**INFORMATION SHOWN:**
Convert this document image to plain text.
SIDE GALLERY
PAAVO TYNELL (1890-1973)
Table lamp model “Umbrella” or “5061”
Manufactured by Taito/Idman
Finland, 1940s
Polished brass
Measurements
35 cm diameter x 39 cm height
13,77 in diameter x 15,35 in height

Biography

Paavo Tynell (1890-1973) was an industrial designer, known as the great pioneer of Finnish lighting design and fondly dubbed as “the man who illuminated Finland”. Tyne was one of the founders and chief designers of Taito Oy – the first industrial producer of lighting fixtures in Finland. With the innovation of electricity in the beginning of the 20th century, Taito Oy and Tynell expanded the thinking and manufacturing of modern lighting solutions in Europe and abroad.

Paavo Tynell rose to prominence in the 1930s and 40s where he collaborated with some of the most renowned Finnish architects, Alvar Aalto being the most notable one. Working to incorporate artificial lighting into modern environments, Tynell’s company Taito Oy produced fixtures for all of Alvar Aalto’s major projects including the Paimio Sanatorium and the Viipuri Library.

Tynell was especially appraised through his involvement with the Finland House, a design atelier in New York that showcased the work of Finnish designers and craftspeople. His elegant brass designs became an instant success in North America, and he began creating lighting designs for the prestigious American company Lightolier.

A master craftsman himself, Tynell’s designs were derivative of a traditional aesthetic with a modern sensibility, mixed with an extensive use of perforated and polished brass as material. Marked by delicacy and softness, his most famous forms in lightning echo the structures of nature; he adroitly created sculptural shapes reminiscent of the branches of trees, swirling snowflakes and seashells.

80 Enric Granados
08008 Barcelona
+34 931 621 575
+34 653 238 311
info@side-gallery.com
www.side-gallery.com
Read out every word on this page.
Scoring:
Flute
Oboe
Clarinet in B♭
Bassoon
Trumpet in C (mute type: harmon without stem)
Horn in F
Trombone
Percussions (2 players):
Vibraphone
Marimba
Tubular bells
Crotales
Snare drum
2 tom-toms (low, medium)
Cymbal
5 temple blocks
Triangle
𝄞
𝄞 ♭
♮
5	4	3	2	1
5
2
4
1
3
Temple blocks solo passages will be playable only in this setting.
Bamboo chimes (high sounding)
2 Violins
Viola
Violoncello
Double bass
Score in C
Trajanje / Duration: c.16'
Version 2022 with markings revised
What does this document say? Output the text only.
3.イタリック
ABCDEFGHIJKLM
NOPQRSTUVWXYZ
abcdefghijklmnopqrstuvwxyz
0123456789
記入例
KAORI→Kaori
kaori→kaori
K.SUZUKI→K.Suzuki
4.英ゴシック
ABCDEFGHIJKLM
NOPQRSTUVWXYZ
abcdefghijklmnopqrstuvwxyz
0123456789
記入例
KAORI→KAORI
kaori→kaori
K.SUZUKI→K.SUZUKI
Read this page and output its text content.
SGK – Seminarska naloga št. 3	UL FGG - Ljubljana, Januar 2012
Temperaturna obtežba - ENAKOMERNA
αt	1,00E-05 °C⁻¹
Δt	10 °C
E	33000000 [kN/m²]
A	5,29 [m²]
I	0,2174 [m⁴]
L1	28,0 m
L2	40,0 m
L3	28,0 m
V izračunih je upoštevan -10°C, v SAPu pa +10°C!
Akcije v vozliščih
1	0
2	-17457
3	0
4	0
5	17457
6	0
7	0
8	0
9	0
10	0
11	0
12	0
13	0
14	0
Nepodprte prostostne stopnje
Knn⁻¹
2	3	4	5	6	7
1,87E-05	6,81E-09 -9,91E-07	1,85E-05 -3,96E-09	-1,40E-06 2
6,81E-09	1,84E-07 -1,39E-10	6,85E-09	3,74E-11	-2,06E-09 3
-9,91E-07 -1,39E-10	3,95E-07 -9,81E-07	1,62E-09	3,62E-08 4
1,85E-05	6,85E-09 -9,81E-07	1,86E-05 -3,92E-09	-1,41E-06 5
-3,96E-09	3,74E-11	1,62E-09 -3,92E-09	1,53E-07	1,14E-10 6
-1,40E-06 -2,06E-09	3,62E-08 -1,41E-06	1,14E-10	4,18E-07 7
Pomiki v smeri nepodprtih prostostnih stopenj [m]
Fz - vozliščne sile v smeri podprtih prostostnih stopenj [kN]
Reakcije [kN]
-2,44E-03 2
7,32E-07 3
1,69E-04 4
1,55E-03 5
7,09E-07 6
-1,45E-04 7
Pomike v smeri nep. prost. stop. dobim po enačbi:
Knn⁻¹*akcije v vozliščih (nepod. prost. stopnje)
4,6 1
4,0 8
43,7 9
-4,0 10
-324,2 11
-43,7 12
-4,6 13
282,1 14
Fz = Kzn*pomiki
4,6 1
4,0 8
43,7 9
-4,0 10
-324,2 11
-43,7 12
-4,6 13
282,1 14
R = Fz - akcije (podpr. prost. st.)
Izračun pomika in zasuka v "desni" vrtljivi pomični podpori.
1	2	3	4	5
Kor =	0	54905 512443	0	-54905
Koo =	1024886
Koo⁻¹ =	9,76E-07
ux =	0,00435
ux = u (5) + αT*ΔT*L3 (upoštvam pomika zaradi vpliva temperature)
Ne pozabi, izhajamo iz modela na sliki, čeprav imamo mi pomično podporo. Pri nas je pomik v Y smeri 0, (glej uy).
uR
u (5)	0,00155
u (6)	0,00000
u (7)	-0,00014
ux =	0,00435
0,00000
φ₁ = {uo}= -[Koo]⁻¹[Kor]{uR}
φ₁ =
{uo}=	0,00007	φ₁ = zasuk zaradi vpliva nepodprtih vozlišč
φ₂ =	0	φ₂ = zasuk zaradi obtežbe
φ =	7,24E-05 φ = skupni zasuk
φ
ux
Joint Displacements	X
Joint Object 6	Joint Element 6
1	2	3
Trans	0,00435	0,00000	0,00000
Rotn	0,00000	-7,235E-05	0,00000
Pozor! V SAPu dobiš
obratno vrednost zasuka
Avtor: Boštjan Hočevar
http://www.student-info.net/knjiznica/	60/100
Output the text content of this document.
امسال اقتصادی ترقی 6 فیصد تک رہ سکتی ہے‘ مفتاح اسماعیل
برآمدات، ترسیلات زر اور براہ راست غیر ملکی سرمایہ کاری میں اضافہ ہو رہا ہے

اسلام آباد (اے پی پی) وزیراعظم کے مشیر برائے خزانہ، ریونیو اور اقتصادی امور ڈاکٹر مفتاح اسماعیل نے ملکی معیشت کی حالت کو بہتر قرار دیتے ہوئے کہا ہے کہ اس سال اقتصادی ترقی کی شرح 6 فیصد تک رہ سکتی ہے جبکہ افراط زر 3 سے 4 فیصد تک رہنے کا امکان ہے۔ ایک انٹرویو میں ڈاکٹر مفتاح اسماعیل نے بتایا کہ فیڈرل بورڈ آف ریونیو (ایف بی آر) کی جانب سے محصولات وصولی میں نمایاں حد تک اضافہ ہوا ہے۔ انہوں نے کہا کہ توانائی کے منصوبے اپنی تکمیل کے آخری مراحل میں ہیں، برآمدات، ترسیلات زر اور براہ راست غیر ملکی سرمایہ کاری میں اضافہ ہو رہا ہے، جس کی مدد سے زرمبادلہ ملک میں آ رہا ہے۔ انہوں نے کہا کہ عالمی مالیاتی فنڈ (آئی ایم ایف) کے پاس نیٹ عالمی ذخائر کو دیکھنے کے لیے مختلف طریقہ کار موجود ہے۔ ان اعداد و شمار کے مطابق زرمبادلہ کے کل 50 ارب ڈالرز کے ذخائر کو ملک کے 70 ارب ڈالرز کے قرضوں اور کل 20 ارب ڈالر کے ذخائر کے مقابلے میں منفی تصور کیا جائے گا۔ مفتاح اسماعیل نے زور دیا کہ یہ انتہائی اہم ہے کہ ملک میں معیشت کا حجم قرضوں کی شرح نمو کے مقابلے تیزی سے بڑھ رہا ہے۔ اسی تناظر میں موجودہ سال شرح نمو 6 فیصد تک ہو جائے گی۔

**INSTRUCTION:**
Within the listing above, find every line containing the string "lighting" and return it.

**EXERCISE RESPONSE:**
Paavo Tynell (1890-1973) was an industrial designer, known as the great pioneer of Finnish lighting design and fondly dubbed as “the man who illuminated Finland”. Tyne was one of the founders and chief designers of Taito Oy – the first industrial producer of lighting fixtures in Finland. With the innovation of electricity in the beginning of the 20th century, Taito Oy and Tynell expanded the thinking and manufacturing of modern lighting solutions in Europe and abroad.
Paavo Tynell rose to prominence in the 1930s and 40s where he collaborated with some of the most renowned Finnish architects, Alvar Aalto being the most notable one. Working to incorporate artificial lighting into modern environments, Tynell’s company Taito Oy produced fixtures for all of Alvar Aalto’s major projects including the Paimio Sanatorium and the Viipuri Library.
Tynell was especially appraised through his involvement with the Finland House, a design atelier in New York that showcased the work of Finnish designers and craftspeople. His elegant brass designs became an instant success in North America, and he began creating lighting designs for the prestigious American company Lightolier.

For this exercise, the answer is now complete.